◆ Short problem
Each line that follows should be printed again exactly as it stands.

◆ Input material

'''

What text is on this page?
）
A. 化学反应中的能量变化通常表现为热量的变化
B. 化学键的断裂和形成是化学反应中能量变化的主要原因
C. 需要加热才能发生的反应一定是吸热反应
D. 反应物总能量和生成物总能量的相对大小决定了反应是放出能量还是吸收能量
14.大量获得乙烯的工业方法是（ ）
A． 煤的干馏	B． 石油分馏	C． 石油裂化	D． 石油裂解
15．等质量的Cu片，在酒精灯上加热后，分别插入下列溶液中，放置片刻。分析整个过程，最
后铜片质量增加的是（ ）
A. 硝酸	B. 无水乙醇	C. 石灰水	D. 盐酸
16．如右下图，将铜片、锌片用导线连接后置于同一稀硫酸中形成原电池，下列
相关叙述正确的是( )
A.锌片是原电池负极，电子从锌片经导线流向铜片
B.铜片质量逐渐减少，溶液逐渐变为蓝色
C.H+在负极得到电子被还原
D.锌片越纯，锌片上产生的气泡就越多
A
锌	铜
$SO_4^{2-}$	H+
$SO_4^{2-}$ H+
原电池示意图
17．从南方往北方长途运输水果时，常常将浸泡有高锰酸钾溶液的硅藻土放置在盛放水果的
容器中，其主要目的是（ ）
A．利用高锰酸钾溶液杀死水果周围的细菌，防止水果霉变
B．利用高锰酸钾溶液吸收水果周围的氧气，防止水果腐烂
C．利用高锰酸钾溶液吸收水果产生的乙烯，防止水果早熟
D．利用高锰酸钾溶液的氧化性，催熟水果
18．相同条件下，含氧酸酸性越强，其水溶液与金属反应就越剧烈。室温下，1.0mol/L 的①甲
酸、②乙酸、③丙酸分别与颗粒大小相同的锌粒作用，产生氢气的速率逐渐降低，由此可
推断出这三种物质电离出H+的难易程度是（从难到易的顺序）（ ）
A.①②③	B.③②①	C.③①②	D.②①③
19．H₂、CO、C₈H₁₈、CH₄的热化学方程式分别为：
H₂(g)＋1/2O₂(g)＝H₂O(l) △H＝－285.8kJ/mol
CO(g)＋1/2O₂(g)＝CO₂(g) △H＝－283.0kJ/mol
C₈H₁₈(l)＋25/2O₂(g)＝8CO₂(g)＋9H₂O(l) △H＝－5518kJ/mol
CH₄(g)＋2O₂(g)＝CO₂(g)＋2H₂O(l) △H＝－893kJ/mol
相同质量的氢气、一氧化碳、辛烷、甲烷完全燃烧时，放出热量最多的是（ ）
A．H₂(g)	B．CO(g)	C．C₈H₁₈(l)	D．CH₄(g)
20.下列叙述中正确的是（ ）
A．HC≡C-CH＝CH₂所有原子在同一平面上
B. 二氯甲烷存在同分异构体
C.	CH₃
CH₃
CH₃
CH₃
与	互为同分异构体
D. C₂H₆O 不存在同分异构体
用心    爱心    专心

'''

◆ Exercise solution
What text is on this page?
）
A. 化学反应中的能量变化通常表现为热量的变化
B. 化学键的断裂和形成是化学反应中能量变化的主要原因
C. 需要加热才能发生的反应一定是吸热反应
D. 反应物总能量和生成物总能量的相对大小决定了反应是放出能量还是吸收能量
14.大量获得乙烯的工业方法是（ ）
A． 煤的干馏	B． 石油分馏	C． 石油裂化	D． 石油裂解
15．等质量的Cu片，在酒精灯上加热后，分别插入下列溶液中，放置片刻。分析整个过程，最
后铜片质量增加的是（ ）
A. 硝酸	B. 无水乙醇	C. 石灰水	D. 盐酸
16．如右下图，将铜片、锌片用导线连接后置于同一稀硫酸中形成原电池，下列
相关叙述正确的是( )
A.锌片是原电池负极，电子从锌片经导线流向铜片
B.铜片质量逐渐减少，溶液逐渐变为蓝色
C.H+在负极得到电子被还原
D.锌片越纯，锌片上产生的气泡就越多
A
锌	铜
$SO_4^{2-}$	H+
$SO_4^{2-}$ H+
原电池示意图
17．从南方往北方长途运输水果时，常常将浸泡有高锰酸钾溶液的硅藻土放置在盛放水果的
容器中，其主要目的是（ ）
A．利用高锰酸钾溶液杀死水果周围的细菌，防止水果霉变
B．利用高锰酸钾溶液吸收水果周围的氧气，防止水果腐烂
C．利用高锰酸钾溶液吸收水果产生的乙烯，防止水果早熟
D．利用高锰酸钾溶液的氧化性，催熟水果
18．相同条件下，含氧酸酸性越强，其水溶液与金属反应就越剧烈。室温下，1.0mol/L 的①甲
酸、②乙酸、③丙酸分别与颗粒大小相同的锌粒作用，产生氢气的速率逐渐降低，由此可
推断出这三种物质电离出H+的难易程度是（从难到易的顺序）（ ）
A.①②③	B.③②①	C.③①②	D.②①③
19．H₂、CO、C₈H₁₈、CH₄的热化学方程式分别为：
H₂(g)＋1/2O₂(g)＝H₂O(l) △H＝－285.8kJ/mol
CO(g)＋1/2O₂(g)＝CO₂(g) △H＝－283.0kJ/mol
C₈H₁₈(l)＋25/2O₂(g)＝8CO₂(g)＋9H₂O(l) △H＝－5518kJ/mol
CH₄(g)＋2O₂(g)＝CO₂(g)＋2H₂O(l) △H＝－893kJ/mol
相同质量的氢气、一氧化碳、辛烷、甲烷完全燃烧时，放出热量最多的是（ ）
A．H₂(g)	B．CO(g)	C．C₈H₁₈(l)	D．CH₄(g)
20.下列叙述中正确的是（ ）
A．HC≡C-CH＝CH₂所有原子在同一平面上
B. 二氯甲烷存在同分异构体
C.	CH₃
CH₃
CH₃
CH₃
与	互为同分异构体
D. C₂H₆O 不存在同分异构体
用心    爱心    专心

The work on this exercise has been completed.